- Task brief
Locate each line in the records containing "JvKoulK". Copy it.

** start of Material for the task **

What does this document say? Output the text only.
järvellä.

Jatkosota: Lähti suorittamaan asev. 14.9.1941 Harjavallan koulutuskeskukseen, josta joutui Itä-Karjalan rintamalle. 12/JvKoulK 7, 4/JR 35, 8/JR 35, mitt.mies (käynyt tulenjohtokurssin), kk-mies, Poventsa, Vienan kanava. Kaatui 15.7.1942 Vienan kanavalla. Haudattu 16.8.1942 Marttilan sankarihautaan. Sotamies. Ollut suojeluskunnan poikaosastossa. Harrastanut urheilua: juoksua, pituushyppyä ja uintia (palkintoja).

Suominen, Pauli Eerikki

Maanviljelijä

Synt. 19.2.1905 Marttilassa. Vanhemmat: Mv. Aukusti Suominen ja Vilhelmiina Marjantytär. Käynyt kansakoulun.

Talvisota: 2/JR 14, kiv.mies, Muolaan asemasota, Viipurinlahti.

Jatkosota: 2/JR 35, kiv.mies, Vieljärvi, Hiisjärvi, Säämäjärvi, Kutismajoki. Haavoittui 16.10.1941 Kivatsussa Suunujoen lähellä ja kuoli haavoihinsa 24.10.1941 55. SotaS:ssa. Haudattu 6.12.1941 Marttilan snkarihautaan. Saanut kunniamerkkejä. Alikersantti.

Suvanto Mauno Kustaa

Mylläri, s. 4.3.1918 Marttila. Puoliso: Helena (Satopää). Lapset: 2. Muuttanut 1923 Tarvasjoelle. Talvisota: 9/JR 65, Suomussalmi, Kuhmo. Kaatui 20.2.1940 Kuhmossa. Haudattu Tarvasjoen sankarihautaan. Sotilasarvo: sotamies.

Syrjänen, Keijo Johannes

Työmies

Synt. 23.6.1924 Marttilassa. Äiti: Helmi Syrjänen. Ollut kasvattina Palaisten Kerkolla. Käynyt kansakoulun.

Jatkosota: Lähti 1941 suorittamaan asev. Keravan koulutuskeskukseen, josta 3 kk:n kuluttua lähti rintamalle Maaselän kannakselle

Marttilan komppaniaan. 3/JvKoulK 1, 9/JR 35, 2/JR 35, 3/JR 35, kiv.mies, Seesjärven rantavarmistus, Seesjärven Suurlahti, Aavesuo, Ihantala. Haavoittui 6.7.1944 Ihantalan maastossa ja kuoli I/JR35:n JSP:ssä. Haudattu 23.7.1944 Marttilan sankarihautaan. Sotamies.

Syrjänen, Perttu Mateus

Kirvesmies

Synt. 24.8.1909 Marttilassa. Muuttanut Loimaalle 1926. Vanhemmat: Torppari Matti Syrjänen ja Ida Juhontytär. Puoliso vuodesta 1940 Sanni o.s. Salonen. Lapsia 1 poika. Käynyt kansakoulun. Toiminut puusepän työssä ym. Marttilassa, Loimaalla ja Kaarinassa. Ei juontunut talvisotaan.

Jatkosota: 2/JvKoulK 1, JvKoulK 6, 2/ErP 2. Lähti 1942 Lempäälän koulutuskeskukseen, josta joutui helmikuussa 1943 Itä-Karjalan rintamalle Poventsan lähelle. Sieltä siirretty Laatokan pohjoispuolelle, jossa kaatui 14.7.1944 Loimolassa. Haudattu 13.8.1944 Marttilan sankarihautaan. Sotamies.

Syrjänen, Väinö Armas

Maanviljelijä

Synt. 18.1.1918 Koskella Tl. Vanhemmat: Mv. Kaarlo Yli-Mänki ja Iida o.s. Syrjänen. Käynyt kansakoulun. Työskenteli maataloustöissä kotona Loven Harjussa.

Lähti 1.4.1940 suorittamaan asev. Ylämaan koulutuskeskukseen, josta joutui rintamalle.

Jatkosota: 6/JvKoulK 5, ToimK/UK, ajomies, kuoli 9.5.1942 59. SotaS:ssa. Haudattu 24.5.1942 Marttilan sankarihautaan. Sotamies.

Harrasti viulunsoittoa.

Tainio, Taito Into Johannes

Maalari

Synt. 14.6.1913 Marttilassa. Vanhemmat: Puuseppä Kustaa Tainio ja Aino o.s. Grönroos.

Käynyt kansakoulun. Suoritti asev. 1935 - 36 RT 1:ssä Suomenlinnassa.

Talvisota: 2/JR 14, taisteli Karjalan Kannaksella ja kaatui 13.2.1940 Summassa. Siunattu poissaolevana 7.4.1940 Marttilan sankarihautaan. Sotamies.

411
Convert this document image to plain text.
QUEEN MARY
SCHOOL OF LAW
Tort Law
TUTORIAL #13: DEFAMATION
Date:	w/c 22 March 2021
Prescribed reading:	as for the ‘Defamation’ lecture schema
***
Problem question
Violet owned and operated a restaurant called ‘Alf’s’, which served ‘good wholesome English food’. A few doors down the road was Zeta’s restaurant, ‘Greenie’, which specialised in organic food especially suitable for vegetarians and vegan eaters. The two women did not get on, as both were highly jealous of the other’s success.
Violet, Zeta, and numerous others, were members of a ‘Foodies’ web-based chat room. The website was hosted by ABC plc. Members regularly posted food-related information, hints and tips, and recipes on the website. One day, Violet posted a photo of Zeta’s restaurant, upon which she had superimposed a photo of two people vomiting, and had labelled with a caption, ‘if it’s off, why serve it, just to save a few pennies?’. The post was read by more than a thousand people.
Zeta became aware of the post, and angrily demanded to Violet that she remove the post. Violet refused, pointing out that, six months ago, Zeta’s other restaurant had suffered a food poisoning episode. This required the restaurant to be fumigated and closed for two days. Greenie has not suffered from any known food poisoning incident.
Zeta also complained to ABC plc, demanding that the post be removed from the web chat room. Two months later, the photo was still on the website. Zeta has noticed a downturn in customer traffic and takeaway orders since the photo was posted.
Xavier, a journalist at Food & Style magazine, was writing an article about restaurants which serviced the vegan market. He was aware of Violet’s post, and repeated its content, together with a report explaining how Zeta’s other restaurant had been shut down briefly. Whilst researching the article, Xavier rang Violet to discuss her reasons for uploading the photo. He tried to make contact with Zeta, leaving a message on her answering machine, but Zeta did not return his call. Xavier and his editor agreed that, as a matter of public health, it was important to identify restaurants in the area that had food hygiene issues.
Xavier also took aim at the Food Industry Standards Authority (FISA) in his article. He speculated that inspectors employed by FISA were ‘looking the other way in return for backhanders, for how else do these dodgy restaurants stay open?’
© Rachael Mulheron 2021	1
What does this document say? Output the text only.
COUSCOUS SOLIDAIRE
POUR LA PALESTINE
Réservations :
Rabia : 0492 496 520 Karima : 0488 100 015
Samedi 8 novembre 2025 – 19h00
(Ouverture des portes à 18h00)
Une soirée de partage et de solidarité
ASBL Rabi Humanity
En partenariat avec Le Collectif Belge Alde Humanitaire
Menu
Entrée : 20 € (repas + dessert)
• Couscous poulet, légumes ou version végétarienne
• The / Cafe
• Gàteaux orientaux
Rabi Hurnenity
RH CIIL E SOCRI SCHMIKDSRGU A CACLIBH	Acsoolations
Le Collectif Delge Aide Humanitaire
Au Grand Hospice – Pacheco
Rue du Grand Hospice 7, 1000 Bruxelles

** end of Material for the task **

- The answer
Jatkosota: Lähti suorittamaan asev. 14.9.1941 Harjavallan koulutuskeskukseen, josta joutui Itä-Karjalan rintamalle. 12/JvKoulK 7, 4/JR 35, 8/JR 35, mitt.mies (käynyt tulenjohtokurssin), kk-mies, Poventsa, Vienan kanava. Kaatui 15.7.1942 Vienan kanavalla. Haudattu 16.8.1942 Marttilan sankarihautaan. Sotamies. Ollut suojeluskunnan poikaosastossa. Harrastanut urheilua: juoksua, pituushyppyä ja uintia (palkintoja).
Marttilan komppaniaan. 3/JvKoulK 1, 9/JR 35, 2/JR 35, 3/JR 35, kiv.mies, Seesjärven rantavarmistus, Seesjärven Suurlahti, Aavesuo, Ihantala. Haavoittui 6.7.1944 Ihantalan maastossa ja kuoli I/JR35:n JSP:ssä. Haudattu 23.7.1944 Marttilan sankarihautaan. Sotamies.
Jatkosota: 2/JvKoulK 1, JvKoulK 6, 2/ErP 2. Lähti 1942 Lempäälän koulutuskeskukseen, josta joutui helmikuussa 1943 Itä-Karjalan rintamalle Poventsan lähelle. Sieltä siirretty Laatokan pohjoispuolelle, jossa kaatui 14.7.1944 Loimolassa. Haudattu 13.8.1944 Marttilan sankarihautaan. Sotamies.
Jatkosota: 6/JvKoulK 5, ToimK/UK, ajomies, kuoli 9.5.1942 59. SotaS:ssa. Haudattu 24.5.1942 Marttilan sankarihautaan. Sotamies.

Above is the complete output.